### WRITTEN TASK:
Give the material once more, word for word, without any images.

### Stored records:
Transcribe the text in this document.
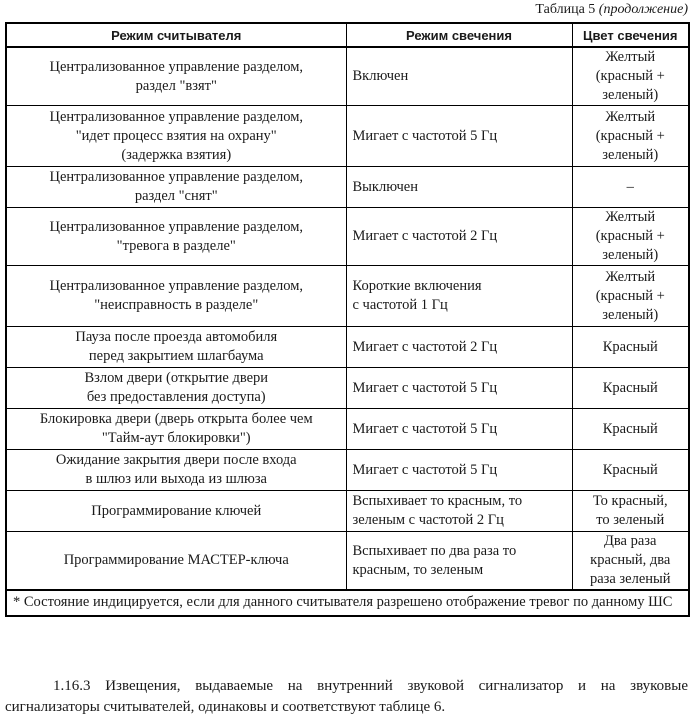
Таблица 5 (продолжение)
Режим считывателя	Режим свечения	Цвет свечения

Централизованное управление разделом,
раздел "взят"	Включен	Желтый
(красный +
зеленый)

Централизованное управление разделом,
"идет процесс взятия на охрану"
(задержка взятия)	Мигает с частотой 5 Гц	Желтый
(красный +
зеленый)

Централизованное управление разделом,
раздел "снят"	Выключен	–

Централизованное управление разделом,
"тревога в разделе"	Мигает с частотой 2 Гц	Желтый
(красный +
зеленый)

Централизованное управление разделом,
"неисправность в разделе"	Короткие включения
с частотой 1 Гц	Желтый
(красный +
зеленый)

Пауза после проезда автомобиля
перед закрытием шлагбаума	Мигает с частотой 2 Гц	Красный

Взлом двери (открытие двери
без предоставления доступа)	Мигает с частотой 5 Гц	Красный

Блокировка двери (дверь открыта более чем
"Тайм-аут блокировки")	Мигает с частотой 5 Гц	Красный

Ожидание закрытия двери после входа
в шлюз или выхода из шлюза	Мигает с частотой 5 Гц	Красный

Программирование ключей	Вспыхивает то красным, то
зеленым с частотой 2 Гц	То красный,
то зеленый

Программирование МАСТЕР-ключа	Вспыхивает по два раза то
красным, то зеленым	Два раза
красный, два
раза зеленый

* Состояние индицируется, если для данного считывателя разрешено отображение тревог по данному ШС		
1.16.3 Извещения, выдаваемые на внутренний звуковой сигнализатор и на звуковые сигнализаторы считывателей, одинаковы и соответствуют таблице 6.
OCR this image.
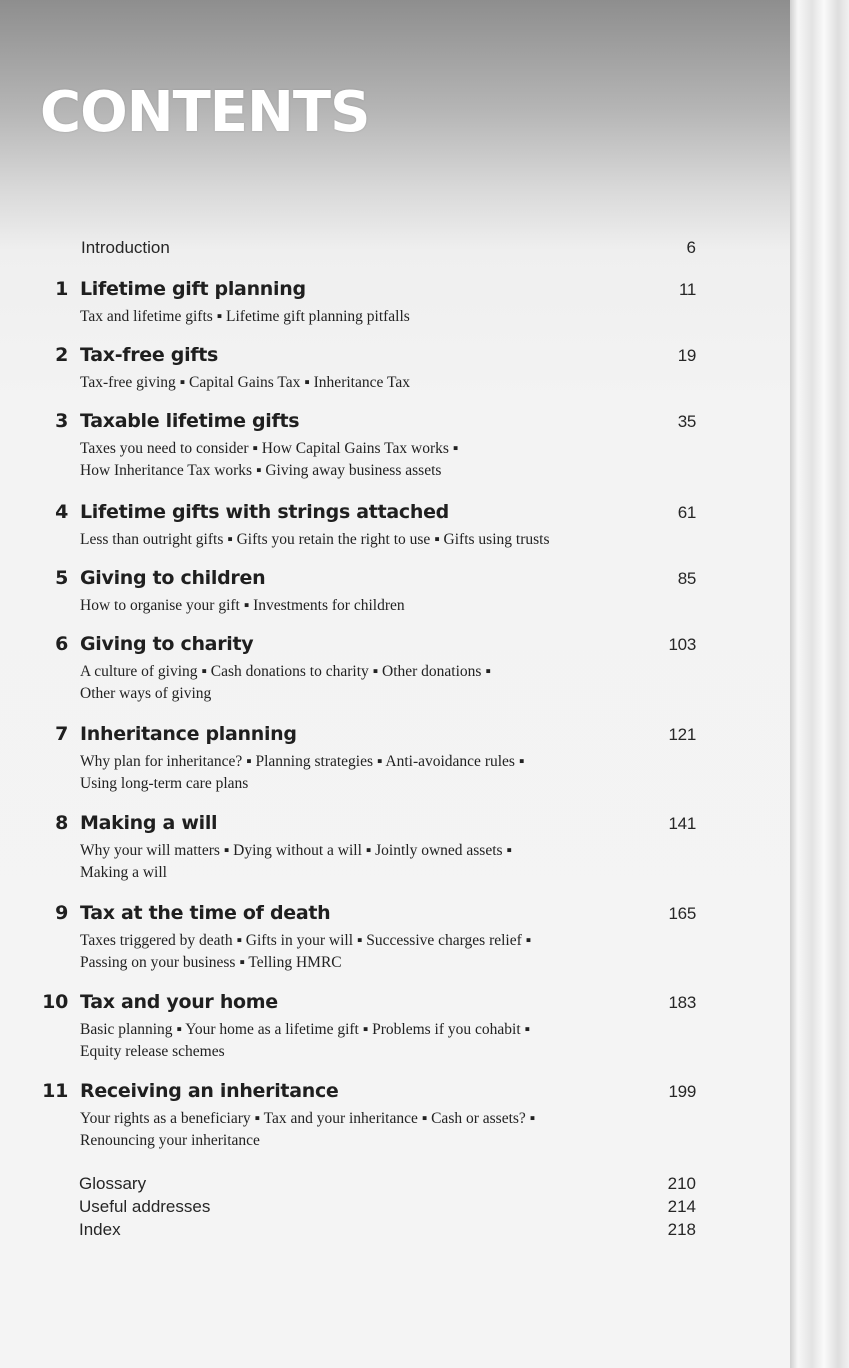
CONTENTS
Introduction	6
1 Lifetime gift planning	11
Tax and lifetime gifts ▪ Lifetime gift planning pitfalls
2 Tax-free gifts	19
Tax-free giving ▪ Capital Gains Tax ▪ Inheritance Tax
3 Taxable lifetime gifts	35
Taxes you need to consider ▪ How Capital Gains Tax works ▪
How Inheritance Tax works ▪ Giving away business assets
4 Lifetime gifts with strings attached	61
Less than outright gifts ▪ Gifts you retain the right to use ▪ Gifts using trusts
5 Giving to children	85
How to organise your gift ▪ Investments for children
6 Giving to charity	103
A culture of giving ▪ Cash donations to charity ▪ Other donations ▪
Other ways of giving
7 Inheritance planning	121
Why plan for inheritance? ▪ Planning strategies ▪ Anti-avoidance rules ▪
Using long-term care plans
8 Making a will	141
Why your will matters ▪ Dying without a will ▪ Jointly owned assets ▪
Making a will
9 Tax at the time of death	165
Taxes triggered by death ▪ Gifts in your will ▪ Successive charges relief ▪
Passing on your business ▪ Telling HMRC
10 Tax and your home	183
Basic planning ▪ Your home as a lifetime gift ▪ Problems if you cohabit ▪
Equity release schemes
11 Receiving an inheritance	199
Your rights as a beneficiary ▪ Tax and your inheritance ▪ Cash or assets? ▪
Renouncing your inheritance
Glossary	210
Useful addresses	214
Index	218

### FULL RESPONSE:
Transcribe the text in this document.
Таблица 5 (продолжение)
Режим считывателя	Режим свечения	Цвет свечения

Централизованное управление разделом,
раздел "взят"	Включен	Желтый
(красный +
зеленый)

Централизованное управление разделом,
"идет процесс взятия на охрану"
(задержка взятия)	Мигает с частотой 5 Гц	Желтый
(красный +
зеленый)

Централизованное управление разделом,
раздел "снят"	Выключен	–

Централизованное управление разделом,
"тревога в разделе"	Мигает с частотой 2 Гц	Желтый
(красный +
зеленый)

Централизованное управление разделом,
"неисправность в разделе"	Короткие включения
с частотой 1 Гц	Желтый
(красный +
зеленый)

Пауза после проезда автомобиля
перед закрытием шлагбаума	Мигает с частотой 2 Гц	Красный

Взлом двери (открытие двери
без предоставления доступа)	Мигает с частотой 5 Гц	Красный

Блокировка двери (дверь открыта более чем
"Тайм-аут блокировки")	Мигает с частотой 5 Гц	Красный

Ожидание закрытия двери после входа
в шлюз или выхода из шлюза	Мигает с частотой 5 Гц	Красный

Программирование ключей	Вспыхивает то красным, то
зеленым с частотой 2 Гц	То красный,
то зеленый

Программирование МАСТЕР-ключа	Вспыхивает по два раза то
красным, то зеленым	Два раза
красный, два
раза зеленый

* Состояние индицируется, если для данного считывателя разрешено отображение тревог по данному ШС		
1.16.3 Извещения, выдаваемые на внутренний звуковой сигнализатор и на звуковые сигнализаторы считывателей, одинаковы и соответствуют таблице 6.
OCR this image.
CONTENTS
Introduction	6
1 Lifetime gift planning	11
Tax and lifetime gifts ▪ Lifetime gift planning pitfalls
2 Tax-free gifts	19
Tax-free giving ▪ Capital Gains Tax ▪ Inheritance Tax
3 Taxable lifetime gifts	35
Taxes you need to consider ▪ How Capital Gains Tax works ▪
How Inheritance Tax works ▪ Giving away business assets
4 Lifetime gifts with strings attached	61
Less than outright gifts ▪ Gifts you retain the right to use ▪ Gifts using trusts
5 Giving to children	85
How to organise your gift ▪ Investments for children
6 Giving to charity	103
A culture of giving ▪ Cash donations to charity ▪ Other donations ▪
Other ways of giving
7 Inheritance planning	121
Why plan for inheritance? ▪ Planning strategies ▪ Anti-avoidance rules ▪
Using long-term care plans
8 Making a will	141
Why your will matters ▪ Dying without a will ▪ Jointly owned assets ▪
Making a will
9 Tax at the time of death	165
Taxes triggered by death ▪ Gifts in your will ▪ Successive charges relief ▪
Passing on your business ▪ Telling HMRC
10 Tax and your home	183
Basic planning ▪ Your home as a lifetime gift ▪ Problems if you cohabit ▪
Equity release schemes
11 Receiving an inheritance	199
Your rights as a beneficiary ▪ Tax and your inheritance ▪ Cash or assets? ▪
Renouncing your inheritance
Glossary	210
Useful addresses	214
Index	218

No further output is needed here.